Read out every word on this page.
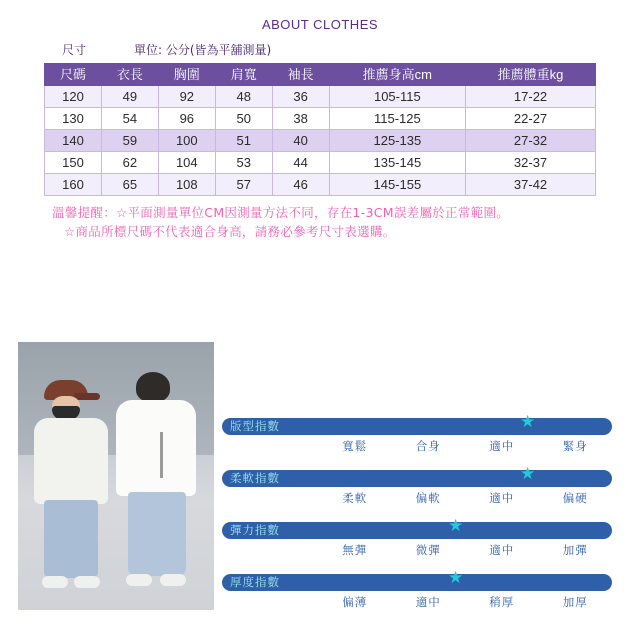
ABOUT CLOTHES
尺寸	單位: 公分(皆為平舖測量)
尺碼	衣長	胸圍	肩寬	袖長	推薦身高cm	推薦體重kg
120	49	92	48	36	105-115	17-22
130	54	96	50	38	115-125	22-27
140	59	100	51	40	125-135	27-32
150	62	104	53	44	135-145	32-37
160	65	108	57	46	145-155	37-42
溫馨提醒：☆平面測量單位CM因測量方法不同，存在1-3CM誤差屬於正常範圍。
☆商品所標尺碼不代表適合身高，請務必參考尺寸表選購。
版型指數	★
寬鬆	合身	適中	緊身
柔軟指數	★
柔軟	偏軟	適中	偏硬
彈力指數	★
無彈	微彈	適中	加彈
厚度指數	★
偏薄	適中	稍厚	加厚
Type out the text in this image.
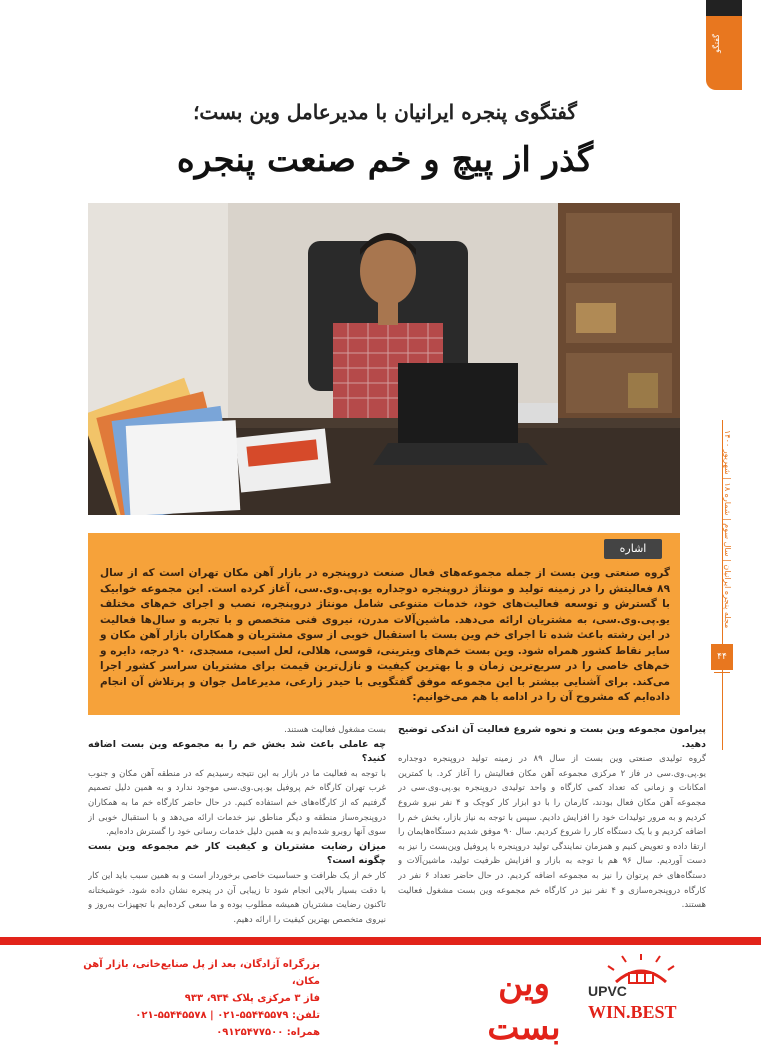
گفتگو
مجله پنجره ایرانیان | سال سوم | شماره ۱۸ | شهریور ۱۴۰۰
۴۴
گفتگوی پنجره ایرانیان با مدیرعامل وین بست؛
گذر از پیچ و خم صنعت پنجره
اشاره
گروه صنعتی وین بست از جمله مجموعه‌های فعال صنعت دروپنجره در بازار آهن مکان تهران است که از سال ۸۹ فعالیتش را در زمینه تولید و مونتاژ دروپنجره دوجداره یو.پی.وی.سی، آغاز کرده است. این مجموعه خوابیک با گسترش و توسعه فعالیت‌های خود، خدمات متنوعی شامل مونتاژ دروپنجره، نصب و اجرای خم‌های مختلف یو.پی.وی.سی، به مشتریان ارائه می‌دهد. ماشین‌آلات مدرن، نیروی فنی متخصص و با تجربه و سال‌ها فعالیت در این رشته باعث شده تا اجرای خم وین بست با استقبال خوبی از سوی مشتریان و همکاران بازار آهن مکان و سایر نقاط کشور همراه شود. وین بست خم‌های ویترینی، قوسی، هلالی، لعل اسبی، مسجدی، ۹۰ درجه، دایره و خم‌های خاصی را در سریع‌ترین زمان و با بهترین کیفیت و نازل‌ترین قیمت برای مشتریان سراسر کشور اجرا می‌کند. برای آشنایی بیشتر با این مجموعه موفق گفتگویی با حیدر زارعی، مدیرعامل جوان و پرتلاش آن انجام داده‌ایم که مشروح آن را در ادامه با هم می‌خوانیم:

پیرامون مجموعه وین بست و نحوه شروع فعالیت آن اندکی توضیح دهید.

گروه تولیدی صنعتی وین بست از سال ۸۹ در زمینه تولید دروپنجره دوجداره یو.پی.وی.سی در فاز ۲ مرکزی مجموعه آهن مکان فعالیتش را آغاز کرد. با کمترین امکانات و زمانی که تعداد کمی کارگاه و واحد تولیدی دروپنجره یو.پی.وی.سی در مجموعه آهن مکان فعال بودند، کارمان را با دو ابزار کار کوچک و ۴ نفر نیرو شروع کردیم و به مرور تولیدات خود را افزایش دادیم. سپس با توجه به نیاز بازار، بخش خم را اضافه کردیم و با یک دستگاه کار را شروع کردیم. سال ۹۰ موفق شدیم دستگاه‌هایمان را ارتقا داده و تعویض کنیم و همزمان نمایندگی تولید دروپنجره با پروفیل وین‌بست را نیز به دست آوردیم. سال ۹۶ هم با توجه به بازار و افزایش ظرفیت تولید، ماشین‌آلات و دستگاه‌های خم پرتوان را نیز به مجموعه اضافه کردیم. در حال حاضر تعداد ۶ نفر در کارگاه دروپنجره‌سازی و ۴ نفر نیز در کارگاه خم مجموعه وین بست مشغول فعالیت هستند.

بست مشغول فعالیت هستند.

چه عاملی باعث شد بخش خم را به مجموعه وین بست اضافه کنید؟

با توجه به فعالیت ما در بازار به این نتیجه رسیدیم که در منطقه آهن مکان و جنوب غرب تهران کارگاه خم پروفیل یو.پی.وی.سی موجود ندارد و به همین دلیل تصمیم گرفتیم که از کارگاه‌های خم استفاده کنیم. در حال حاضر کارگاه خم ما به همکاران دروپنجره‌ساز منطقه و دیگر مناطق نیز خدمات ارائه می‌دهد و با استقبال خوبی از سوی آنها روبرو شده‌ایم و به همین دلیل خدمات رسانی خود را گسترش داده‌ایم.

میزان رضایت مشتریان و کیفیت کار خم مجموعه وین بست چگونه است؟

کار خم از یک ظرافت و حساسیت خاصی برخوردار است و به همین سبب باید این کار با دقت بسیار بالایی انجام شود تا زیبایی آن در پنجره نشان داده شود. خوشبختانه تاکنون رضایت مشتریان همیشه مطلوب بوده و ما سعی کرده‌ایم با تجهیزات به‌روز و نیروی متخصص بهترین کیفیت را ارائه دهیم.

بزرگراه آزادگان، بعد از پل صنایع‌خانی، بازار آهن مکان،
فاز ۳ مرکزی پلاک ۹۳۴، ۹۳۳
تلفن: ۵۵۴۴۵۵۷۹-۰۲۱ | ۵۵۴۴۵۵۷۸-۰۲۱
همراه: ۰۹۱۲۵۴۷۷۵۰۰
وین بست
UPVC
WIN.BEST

==

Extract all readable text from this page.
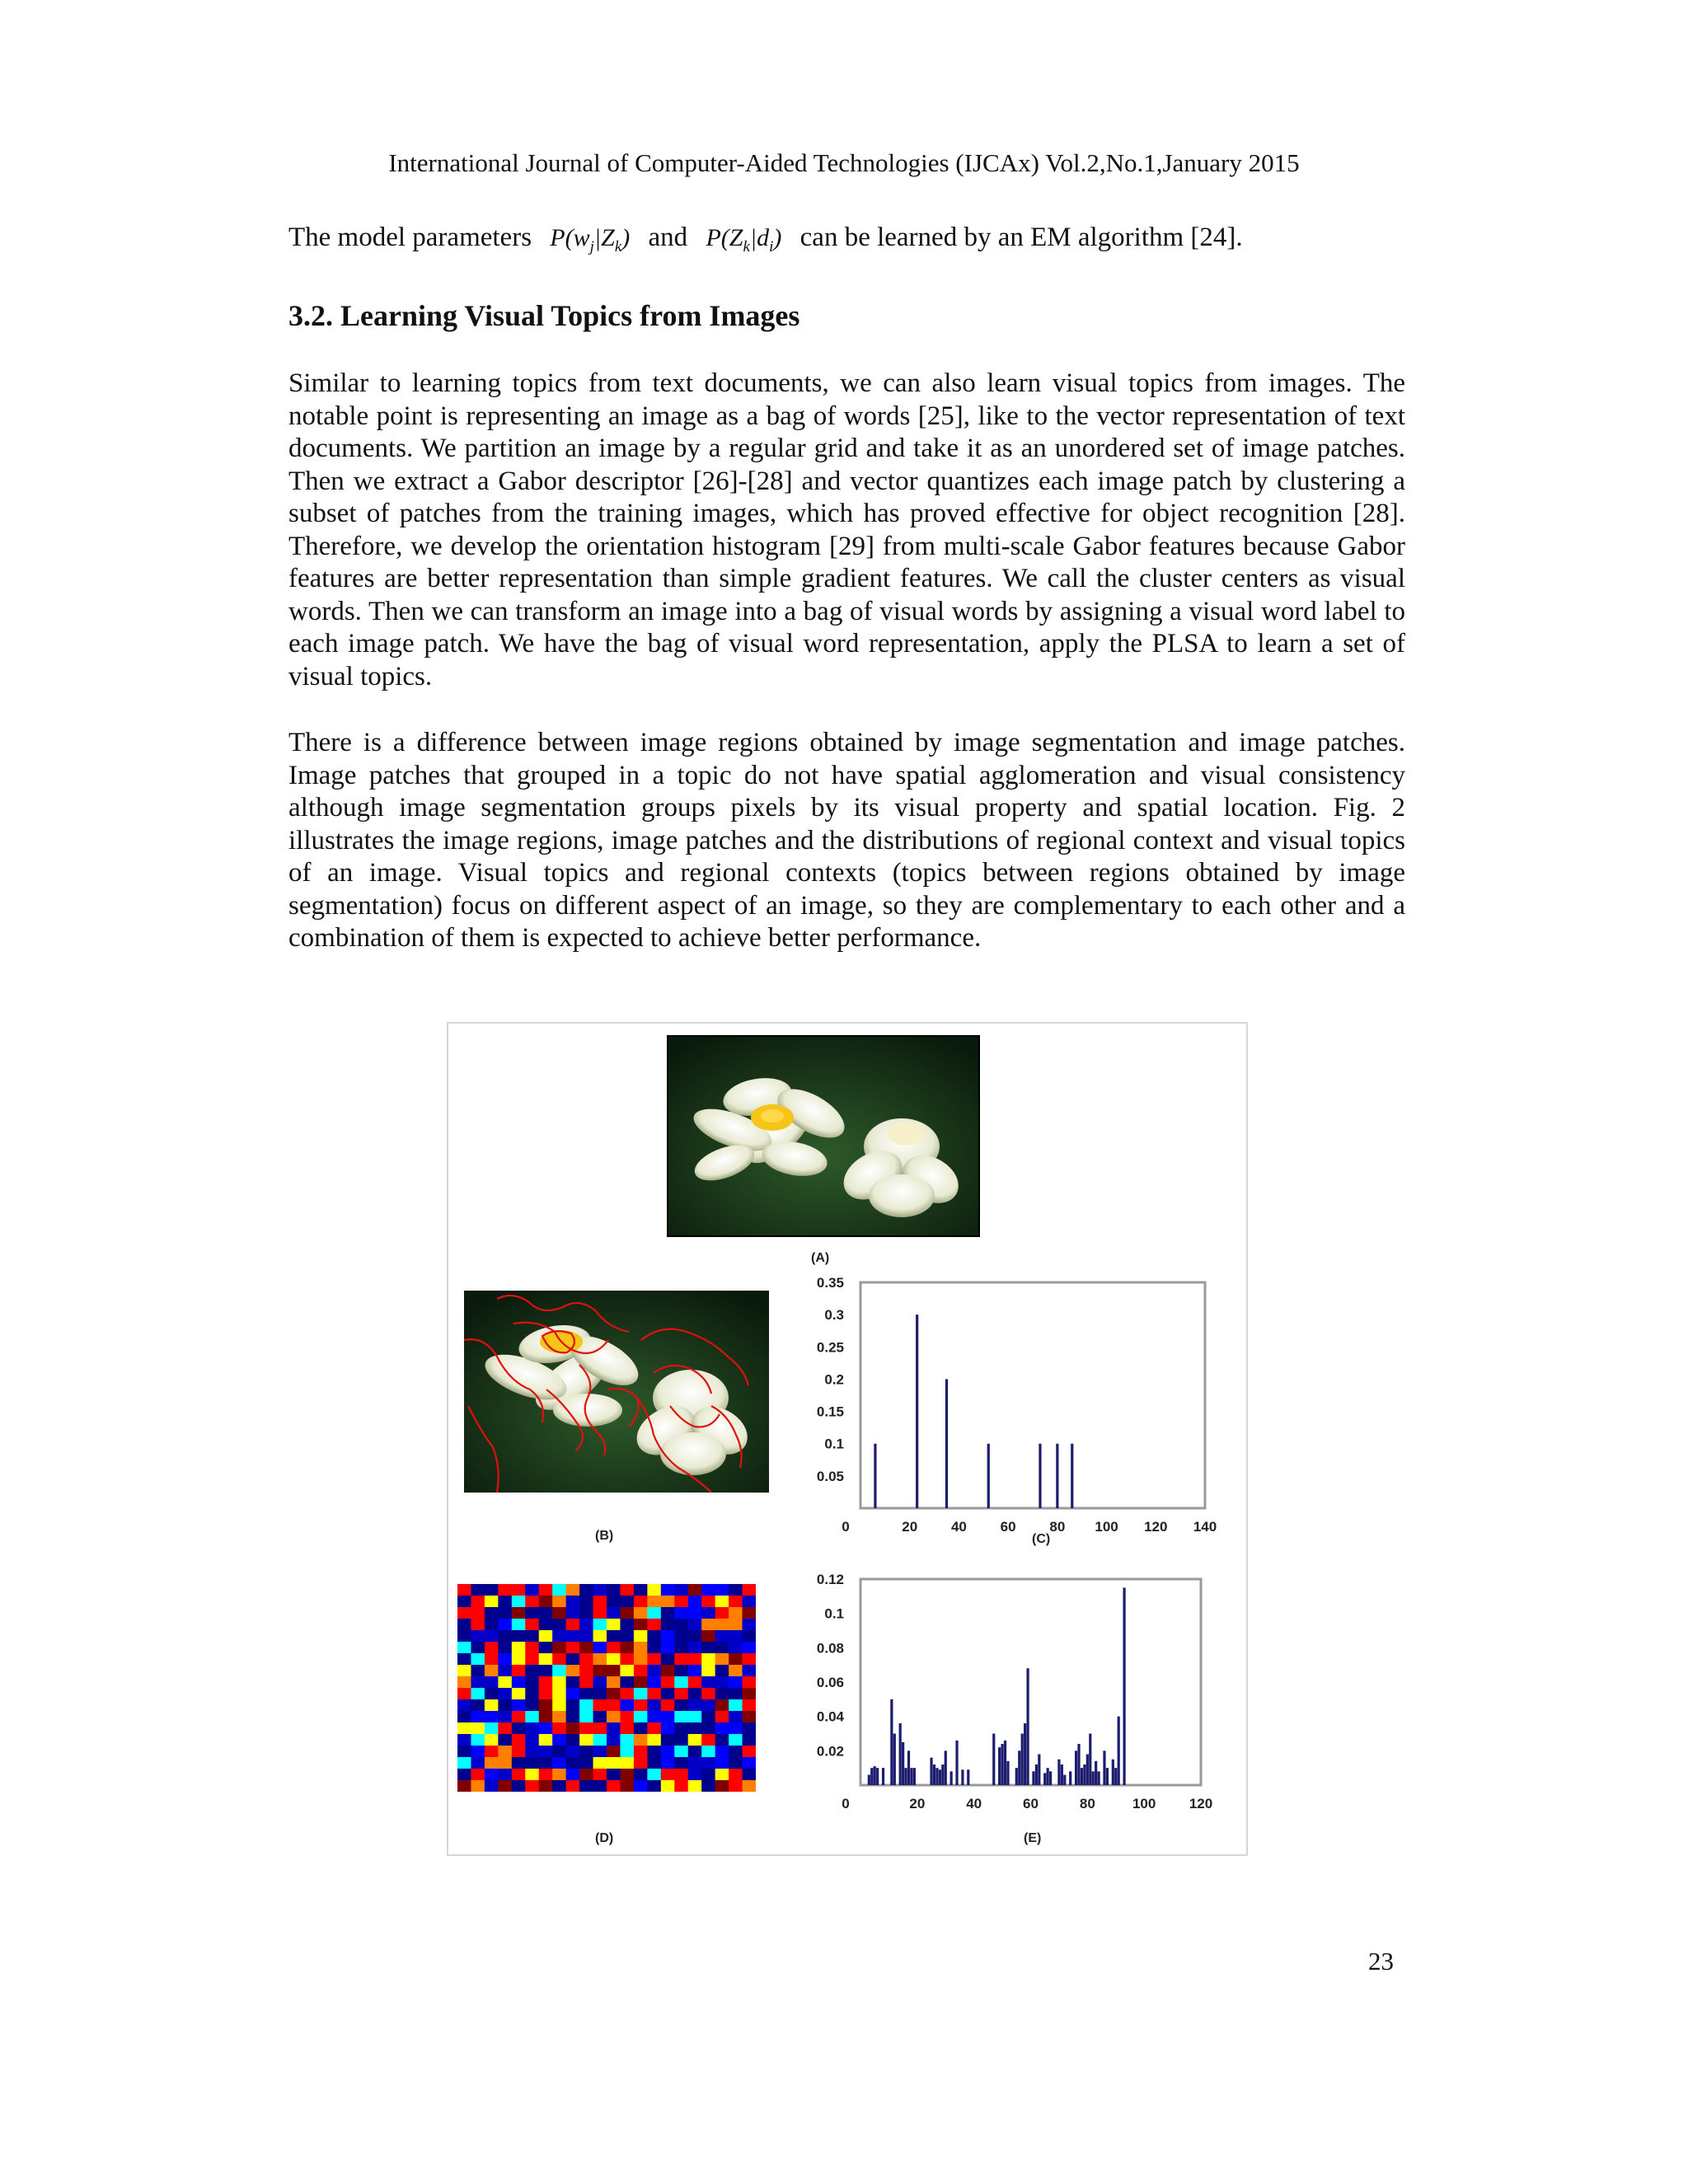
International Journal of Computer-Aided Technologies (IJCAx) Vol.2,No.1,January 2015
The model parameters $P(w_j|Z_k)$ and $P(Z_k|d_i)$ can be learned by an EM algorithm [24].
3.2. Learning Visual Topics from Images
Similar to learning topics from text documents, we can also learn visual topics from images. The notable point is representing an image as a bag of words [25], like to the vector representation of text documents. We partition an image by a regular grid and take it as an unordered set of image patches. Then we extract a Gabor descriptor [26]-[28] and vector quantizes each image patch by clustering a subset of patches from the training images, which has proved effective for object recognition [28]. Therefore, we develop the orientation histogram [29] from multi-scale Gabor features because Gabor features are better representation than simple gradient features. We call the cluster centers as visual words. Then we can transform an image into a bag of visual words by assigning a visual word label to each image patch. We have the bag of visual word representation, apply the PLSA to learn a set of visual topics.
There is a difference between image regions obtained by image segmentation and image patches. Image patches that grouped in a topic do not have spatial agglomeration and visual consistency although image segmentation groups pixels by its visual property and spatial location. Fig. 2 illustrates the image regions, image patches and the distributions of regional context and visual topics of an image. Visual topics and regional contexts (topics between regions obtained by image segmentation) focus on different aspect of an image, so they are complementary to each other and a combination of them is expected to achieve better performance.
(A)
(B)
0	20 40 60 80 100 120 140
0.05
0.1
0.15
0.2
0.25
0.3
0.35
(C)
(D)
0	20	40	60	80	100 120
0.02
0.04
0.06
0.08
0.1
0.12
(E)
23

...

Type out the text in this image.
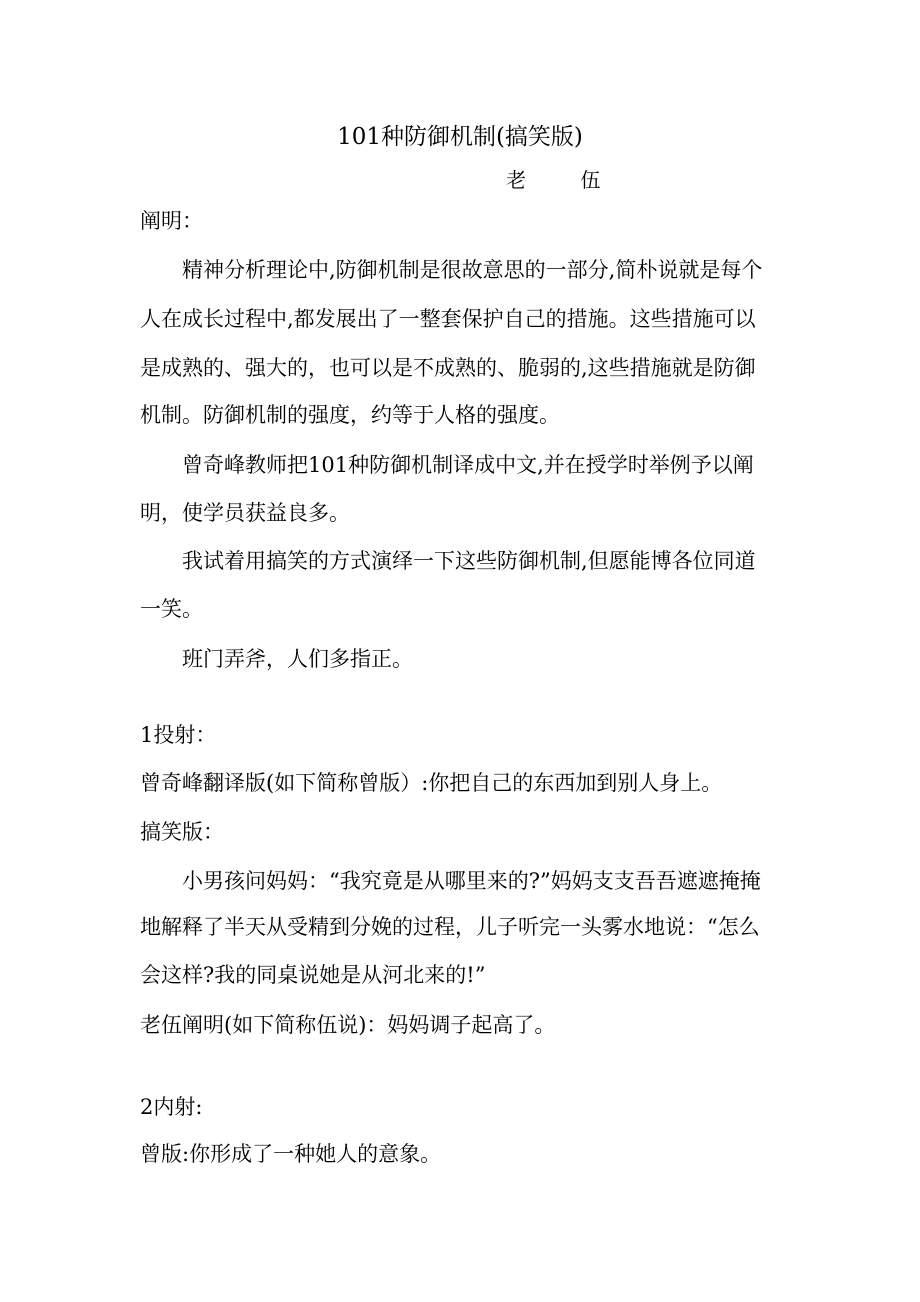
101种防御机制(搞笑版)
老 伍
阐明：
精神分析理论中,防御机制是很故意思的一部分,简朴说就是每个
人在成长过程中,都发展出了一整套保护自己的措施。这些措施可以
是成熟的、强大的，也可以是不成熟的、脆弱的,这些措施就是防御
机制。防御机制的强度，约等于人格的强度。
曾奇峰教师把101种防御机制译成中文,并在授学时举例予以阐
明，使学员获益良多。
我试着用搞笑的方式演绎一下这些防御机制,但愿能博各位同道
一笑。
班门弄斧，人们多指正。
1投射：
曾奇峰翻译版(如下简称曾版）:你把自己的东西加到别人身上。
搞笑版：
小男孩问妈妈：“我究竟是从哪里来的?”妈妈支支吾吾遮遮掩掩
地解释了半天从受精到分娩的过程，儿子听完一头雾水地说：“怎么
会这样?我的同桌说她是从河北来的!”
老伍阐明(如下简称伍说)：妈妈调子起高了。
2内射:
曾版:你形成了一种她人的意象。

### Work required
Show every line that contains the word "this".

### Finished answer
Read out every word on this page.
Type out the text in this image.
Extract all readable text from this page.
Type out the text in this image.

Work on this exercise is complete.